Excerpt provided
-- begin --

The Department Store, by Margarete Böhme (1912)

Interior of Warenhaus Wertheim, Berlin 1910
Interior of Warenhaus Wertheim, Berlin 1910
The Department Store: A Novel of Today was German novelist Margarete Böhme’s magnum opus, five hundred pages long and stocked with nearly as many characters as flowed through the doors of the great Berlin store, Müllenmeister’s Emporium, around which the story centers. Böhme is remembered today for her novel, Tagebuch einer Verlorenen (The Diary of a Lost Girl) (1905), which purported to be the authentic journal of a young woman forced by circumstances into prostitution. A huge best-seller in its time, it was twice filmed, the second version (1929) directed by G. W. Pabst and starring the iconic American silent film actress, Louise Brooks.

Reviewing the novel in The Bookman, Frederick Taber Cooper found it hard to believe that, “with such a thoroughly virile grasp of the theme, and strong, bold, unflinching portrayal of its dramatic elements,” the book could have been written by a woman:

It contains the life history of a dozen families, in all the various social strata of the Prussian capital, a sweeping and comprehensive bird’s-eye view of German manners and customs, in the social world and half-world alike….

You are not merely made to see the surge and rush of bargain day, the disciplined army of clerks working, like the separate cogs and wheels in some monster machine, driven at full pressure, the eager crowds, pushing, jostling, laughing, frowning, catching the contagion of the hour, yielding to the shopping craze — you not only see all this, but you become actually part of it; you feel yourself caught and drawn along, gasping and breathless, in the very thick of the press, you almost start to take out your own pocket-book and buy recklessly of things that you in no wise want!

-- end --

List of tasks
a) According to the passage on Margarete Böhme's The Department Store, what is the name of the Berlin store around which the novel's story centers?
b) Carry on the passage about Margarete Böhme's The Department Store, starting immediately after its final sentence.

Given records

-- begin --

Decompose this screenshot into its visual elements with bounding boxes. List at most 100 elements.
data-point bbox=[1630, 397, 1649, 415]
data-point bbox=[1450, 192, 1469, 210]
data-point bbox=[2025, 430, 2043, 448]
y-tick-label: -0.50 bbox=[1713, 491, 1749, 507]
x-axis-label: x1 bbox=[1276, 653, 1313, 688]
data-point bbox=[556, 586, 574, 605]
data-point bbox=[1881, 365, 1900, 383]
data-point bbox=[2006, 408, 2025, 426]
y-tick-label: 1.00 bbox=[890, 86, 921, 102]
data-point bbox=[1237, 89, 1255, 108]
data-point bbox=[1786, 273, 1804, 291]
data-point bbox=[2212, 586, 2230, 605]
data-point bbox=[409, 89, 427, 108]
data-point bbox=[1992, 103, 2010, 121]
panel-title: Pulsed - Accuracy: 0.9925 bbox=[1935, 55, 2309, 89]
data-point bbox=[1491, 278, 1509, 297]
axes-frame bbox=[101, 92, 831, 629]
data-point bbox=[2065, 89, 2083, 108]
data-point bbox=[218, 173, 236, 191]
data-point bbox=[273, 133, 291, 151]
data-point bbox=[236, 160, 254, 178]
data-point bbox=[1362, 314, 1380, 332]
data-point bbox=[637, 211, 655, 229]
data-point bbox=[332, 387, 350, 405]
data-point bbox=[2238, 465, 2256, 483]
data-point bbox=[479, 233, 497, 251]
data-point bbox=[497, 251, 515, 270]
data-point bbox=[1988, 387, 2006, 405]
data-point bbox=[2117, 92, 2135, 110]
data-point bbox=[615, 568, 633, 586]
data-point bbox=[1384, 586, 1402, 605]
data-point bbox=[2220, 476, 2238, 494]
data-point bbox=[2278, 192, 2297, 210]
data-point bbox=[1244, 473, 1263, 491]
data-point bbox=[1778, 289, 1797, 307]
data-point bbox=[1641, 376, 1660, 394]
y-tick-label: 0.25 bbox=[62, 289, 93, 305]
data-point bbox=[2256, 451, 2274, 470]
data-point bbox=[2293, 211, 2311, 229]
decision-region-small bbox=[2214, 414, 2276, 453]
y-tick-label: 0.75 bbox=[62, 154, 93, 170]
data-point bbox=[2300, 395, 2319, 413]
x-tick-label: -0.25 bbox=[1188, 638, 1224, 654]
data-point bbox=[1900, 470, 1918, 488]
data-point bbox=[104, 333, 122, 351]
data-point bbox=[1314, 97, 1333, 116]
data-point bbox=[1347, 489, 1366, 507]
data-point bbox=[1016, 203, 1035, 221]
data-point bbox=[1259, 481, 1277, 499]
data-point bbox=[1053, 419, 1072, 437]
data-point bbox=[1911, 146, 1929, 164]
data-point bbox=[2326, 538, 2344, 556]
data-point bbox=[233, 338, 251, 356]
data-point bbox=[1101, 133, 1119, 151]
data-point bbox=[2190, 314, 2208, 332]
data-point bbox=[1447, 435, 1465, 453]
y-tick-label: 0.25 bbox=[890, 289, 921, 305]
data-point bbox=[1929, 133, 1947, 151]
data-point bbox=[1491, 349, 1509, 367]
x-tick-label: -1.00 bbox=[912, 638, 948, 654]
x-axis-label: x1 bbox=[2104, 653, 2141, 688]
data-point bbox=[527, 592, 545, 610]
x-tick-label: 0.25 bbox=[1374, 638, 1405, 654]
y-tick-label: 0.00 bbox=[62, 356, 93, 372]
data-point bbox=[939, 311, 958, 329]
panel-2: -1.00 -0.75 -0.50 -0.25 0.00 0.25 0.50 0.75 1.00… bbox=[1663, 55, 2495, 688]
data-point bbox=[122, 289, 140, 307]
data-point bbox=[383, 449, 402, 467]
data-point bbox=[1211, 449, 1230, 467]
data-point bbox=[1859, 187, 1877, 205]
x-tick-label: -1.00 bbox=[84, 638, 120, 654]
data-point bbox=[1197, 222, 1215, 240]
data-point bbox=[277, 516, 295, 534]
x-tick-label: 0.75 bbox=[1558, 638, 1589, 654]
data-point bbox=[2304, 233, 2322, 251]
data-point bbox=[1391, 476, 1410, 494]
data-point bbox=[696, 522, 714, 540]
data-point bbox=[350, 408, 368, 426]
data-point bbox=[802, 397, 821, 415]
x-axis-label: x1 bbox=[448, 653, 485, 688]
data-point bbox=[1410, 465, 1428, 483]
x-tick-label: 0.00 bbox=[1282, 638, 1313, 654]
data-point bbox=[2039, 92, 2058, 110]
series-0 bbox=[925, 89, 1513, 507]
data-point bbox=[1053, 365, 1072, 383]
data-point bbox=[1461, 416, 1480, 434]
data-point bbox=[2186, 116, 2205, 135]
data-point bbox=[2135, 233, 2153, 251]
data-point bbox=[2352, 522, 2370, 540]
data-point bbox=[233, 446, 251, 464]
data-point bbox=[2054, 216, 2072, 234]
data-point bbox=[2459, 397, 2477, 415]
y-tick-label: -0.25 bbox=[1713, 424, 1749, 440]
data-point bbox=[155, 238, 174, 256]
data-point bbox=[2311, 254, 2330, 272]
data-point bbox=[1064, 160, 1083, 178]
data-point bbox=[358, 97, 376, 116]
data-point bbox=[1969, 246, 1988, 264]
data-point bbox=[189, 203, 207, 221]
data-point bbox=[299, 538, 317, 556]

-- end --

Written responses
a) Müllenmeister's Emporium.

b)
The Department Store, an electronic copy of which can be found on the Internet Archive (link), is something of the flip side of Emile Zola’s Au Bonheur des Dames (The Ladies’ Paradise) (1883), in which the great Paris department store, modeled on Le Bon Marché, is portrayed as a symbol of the abundance and extravagance of the Industrial Age at its height, and in which the owner/entrepeneur is won over by the beauty and virtue of one of his shopgirls.

While Böhme’s emporium overflows with just as many goods as Zola’s, its celebration of capitalism is undermined by a sense of corruption and shoddiness. The store’s furniture shines as brilliantly as those in the most exclusive shops, but its manufacture and materials are cheap and unreliable. The underpaid salesgirls spend ten or twelve hours a day standing behind their counters, while shop chiefs keep the stock boys and warehousemen scurrying back and forth without relief. And the shopgirl with whom the young heir to the store falls in love proves craven and unfaithful. While not quite a radical novel, it’s not too many steps from the kind of stories of worker exploitation and organized labor that were just beginning to appear.

The Department Store was one of the very first books reviewed by the young Cicely Fairfield under her new pen name of Rebecca West, in The Freewoman. West made her opinion of department stores plain from the start: “A great department store is an offensive thing, because it pretends that trade is carried on in a dignified manner. The strong towers and wide façades of these immense shops make believe that Commerce has become a god, for whom it is meet to build a temple: whereas, in its present-day development, it is a vampire, to be buried at the cross-roads, with a stake through its heart.”

Margarete Böhme
Margarete Böhme
Unlike The Ladies’ Paradise, which she called “a miracle of sensuous perception,” Böhme’s won West’s respect as “the brooding of a masterful intellect over a social phenomenon.” Where Zola’s heroine is near saintliness in her virtue, Böhme’s leading female character, Agnes Matrei, is “the woman who is the kind of flower that grows in that hot-house: hardly a woman, rather some phantom formed from the unwholesome mist that rises from the marsh by moonlight.” In West’s estimation, the novel was “an absorbingly interesting book.”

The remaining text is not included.